What you need to do: Restate the entries word for word, omitting nothing.

============================================================

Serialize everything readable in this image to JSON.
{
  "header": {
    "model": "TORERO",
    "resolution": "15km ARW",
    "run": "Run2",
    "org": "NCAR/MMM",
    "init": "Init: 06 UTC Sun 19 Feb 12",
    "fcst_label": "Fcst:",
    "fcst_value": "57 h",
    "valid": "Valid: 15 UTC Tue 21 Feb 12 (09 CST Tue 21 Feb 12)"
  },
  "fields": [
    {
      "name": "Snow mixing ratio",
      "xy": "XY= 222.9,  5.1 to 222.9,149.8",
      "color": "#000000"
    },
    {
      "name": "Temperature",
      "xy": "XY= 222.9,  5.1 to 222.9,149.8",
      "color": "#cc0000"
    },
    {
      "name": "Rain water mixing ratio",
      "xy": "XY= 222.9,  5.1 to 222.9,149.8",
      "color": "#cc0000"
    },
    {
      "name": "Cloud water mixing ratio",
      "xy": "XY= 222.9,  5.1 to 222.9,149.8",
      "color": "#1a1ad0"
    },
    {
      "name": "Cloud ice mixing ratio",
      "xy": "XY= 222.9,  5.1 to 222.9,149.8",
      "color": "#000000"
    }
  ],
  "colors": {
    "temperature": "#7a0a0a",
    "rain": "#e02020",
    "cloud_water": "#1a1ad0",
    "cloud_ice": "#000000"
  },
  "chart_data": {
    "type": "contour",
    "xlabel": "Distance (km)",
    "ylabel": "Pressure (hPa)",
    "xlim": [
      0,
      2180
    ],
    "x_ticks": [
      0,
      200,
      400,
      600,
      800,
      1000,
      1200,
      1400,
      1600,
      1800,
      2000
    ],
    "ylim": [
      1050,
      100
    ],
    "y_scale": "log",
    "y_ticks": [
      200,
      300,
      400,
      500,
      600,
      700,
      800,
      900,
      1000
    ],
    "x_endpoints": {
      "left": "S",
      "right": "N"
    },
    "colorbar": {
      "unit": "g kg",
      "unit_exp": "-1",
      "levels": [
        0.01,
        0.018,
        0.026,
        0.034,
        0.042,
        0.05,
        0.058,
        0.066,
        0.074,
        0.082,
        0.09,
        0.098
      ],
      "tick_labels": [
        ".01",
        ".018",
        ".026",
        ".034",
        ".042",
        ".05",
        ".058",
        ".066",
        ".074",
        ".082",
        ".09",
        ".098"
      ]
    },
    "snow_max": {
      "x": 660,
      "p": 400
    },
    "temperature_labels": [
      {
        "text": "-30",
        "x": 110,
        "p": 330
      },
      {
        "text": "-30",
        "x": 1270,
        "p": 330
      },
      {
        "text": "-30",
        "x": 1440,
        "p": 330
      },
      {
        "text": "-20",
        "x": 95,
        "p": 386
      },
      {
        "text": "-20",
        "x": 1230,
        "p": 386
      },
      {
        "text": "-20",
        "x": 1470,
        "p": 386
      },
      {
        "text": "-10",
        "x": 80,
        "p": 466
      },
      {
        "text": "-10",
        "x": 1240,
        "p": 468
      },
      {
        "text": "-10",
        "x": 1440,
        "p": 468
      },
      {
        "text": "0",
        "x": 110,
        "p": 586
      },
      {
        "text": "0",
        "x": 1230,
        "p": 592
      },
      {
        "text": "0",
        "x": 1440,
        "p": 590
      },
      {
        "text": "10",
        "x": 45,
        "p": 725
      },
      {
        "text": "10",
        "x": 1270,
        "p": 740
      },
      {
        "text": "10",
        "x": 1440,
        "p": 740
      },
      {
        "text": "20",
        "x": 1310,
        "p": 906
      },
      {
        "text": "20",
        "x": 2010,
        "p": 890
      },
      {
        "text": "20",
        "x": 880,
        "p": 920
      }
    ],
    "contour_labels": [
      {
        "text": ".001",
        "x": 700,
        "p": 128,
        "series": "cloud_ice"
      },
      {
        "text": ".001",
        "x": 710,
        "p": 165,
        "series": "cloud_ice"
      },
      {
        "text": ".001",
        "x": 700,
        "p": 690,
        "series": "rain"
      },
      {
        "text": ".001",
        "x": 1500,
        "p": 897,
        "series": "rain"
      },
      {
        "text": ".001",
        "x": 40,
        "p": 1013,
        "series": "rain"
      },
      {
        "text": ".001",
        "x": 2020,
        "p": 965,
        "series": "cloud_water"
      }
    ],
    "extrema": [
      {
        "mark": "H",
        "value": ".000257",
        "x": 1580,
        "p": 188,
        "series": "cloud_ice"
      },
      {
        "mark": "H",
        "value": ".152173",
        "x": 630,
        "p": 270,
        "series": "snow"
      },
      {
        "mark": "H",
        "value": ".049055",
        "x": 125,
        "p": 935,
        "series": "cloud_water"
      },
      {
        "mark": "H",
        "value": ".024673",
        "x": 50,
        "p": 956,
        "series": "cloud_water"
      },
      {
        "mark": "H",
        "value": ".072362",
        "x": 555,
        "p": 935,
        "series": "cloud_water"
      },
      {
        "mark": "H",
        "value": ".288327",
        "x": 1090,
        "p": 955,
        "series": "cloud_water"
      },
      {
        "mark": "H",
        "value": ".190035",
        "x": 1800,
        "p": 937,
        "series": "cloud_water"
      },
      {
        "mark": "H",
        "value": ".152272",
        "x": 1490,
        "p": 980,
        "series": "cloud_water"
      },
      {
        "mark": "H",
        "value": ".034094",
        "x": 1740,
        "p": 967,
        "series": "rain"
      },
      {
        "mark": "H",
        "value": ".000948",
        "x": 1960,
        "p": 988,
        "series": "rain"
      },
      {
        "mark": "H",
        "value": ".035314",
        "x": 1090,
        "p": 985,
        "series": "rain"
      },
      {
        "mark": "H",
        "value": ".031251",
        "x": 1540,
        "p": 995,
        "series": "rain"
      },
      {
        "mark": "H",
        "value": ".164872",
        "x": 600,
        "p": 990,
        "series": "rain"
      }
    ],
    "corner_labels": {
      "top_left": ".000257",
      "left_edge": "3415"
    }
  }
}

============================================================

Result for this task:
Serialize everything readable in this image to JSON.
{
  "header": {
    "model": "TORERO",
    "resolution": "15km ARW",
    "run": "Run2",
    "org": "NCAR/MMM",
    "init": "Init: 06 UTC Sun 19 Feb 12",
    "fcst_label": "Fcst:",
    "fcst_value": "57 h",
    "valid": "Valid: 15 UTC Tue 21 Feb 12 (09 CST Tue 21 Feb 12)"
  },
  "fields": [
    {
      "name": "Snow mixing ratio",
      "xy": "XY= 222.9,  5.1 to 222.9,149.8",
      "color": "#000000"
    },
    {
      "name": "Temperature",
      "xy": "XY= 222.9,  5.1 to 222.9,149.8",
      "color": "#cc0000"
    },
    {
      "name": "Rain water mixing ratio",
      "xy": "XY= 222.9,  5.1 to 222.9,149.8",
      "color": "#cc0000"
    },
    {
      "name": "Cloud water mixing ratio",
      "xy": "XY= 222.9,  5.1 to 222.9,149.8",
      "color": "#1a1ad0"
    },
    {
      "name": "Cloud ice mixing ratio",
      "xy": "XY= 222.9,  5.1 to 222.9,149.8",
      "color": "#000000"
    }
  ],
  "colors": {
    "temperature": "#7a0a0a",
    "rain": "#e02020",
    "cloud_water": "#1a1ad0",
    "cloud_ice": "#000000"
  },
  "chart_data": {
    "type": "contour",
    "xlabel": "Distance (km)",
    "ylabel": "Pressure (hPa)",
    "xlim": [
      0,
      2180
    ],
    "x_ticks": [
      0,
      200,
      400,
      600,
      800,
      1000,
      1200,
      1400,
      1600,
      1800,
      2000
    ],
    "ylim": [
      1050,
      100
    ],
    "y_scale": "log",
    "y_ticks": [
      200,
      300,
      400,
      500,
      600,
      700,
      800,
      900,
      1000
    ],
    "x_endpoints": {
      "left": "S",
      "right": "N"
    },
    "colorbar": {
      "unit": "g kg",
      "unit_exp": "-1",
      "levels": [
        0.01,
        0.018,
        0.026,
        0.034,
        0.042,
        0.05,
        0.058,
        0.066,
        0.074,
        0.082,
        0.09,
        0.098
      ],
      "tick_labels": [
        ".01",
        ".018",
        ".026",
        ".034",
        ".042",
        ".05",
        ".058",
        ".066",
        ".074",
        ".082",
        ".09",
        ".098"
      ]
    },
    "snow_max": {
      "x": 660,
      "p": 400
    },
    "temperature_labels": [
      {
        "text": "-30",
        "x": 110,
        "p": 330
      },
      {
        "text": "-30",
        "x": 1270,
        "p": 330
      },
      {
        "text": "-30",
        "x": 1440,
        "p": 330
      },
      {
        "text": "-20",
        "x": 95,
        "p": 386
      },
      {
        "text": "-20",
        "x": 1230,
        "p": 386
      },
      {
        "text": "-20",
        "x": 1470,
        "p": 386
      },
      {
        "text": "-10",
        "x": 80,
        "p": 466
      },
      {
        "text": "-10",
        "x": 1240,
        "p": 468
      },
      {
        "text": "-10",
        "x": 1440,
        "p": 468
      },
      {
        "text": "0",
        "x": 110,
        "p": 586
      },
      {
        "text": "0",
        "x": 1230,
        "p": 592
      },
      {
        "text": "0",
        "x": 1440,
        "p": 590
      },
      {
        "text": "10",
        "x": 45,
        "p": 725
      },
      {
        "text": "10",
        "x": 1270,
        "p": 740
      },
      {
        "text": "10",
        "x": 1440,
        "p": 740
      },
      {
        "text": "20",
        "x": 1310,
        "p": 906
      },
      {
        "text": "20",
        "x": 2010,
        "p": 890
      },
      {
        "text": "20",
        "x": 880,
        "p": 920
      }
    ],
    "contour_labels": [
      {
        "text": ".001",
        "x": 700,
        "p": 128,
        "series": "cloud_ice"
      },
      {
        "text": ".001",
        "x": 710,
        "p": 165,
        "series": "cloud_ice"
      },
      {
        "text": ".001",
        "x": 700,
        "p": 690,
        "series": "rain"
      },
      {
        "text": ".001",
        "x": 1500,
        "p": 897,
        "series": "rain"
      },
      {
        "text": ".001",
        "x": 40,
        "p": 1013,
        "series": "rain"
      },
      {
        "text": ".001",
        "x": 2020,
        "p": 965,
        "series": "cloud_water"
      }
    ],
    "extrema": [
      {
        "mark": "H",
        "value": ".000257",
        "x": 1580,
        "p": 188,
        "series": "cloud_ice"
      },
      {
        "mark": "H",
        "value": ".152173",
        "x": 630,
        "p": 270,
        "series": "snow"
      },
      {
        "mark": "H",
        "value": ".049055",
        "x": 125,
        "p": 935,
        "series": "cloud_water"
      },
      {
        "mark": "H",
        "value": ".024673",
        "x": 50,
        "p": 956,
        "series": "cloud_water"
      },
      {
        "mark": "H",
        "value": ".072362",
        "x": 555,
        "p": 935,
        "series": "cloud_water"
      },
      {
        "mark": "H",
        "value": ".288327",
        "x": 1090,
        "p": 955,
        "series": "cloud_water"
      },
      {
        "mark": "H",
        "value": ".190035",
        "x": 1800,
        "p": 937,
        "series": "cloud_water"
      },
      {
        "mark": "H",
        "value": ".152272",
        "x": 1490,
        "p": 980,
        "series": "cloud_water"
      },
      {
        "mark": "H",
        "value": ".034094",
        "x": 1740,
        "p": 967,
        "series": "rain"
      },
      {
        "mark": "H",
        "value": ".000948",
        "x": 1960,
        "p": 988,
        "series": "rain"
      },
      {
        "mark": "H",
        "value": ".035314",
        "x": 1090,
        "p": 985,
        "series": "rain"
      },
      {
        "mark": "H",
        "value": ".031251",
        "x": 1540,
        "p": 995,
        "series": "rain"
      },
      {
        "mark": "H",
        "value": ".164872",
        "x": 600,
        "p": 990,
        "series": "rain"
      }
    ],
    "corner_labels": {
      "top_left": ".000257",
      "left_edge": "3415"
    }
  }
}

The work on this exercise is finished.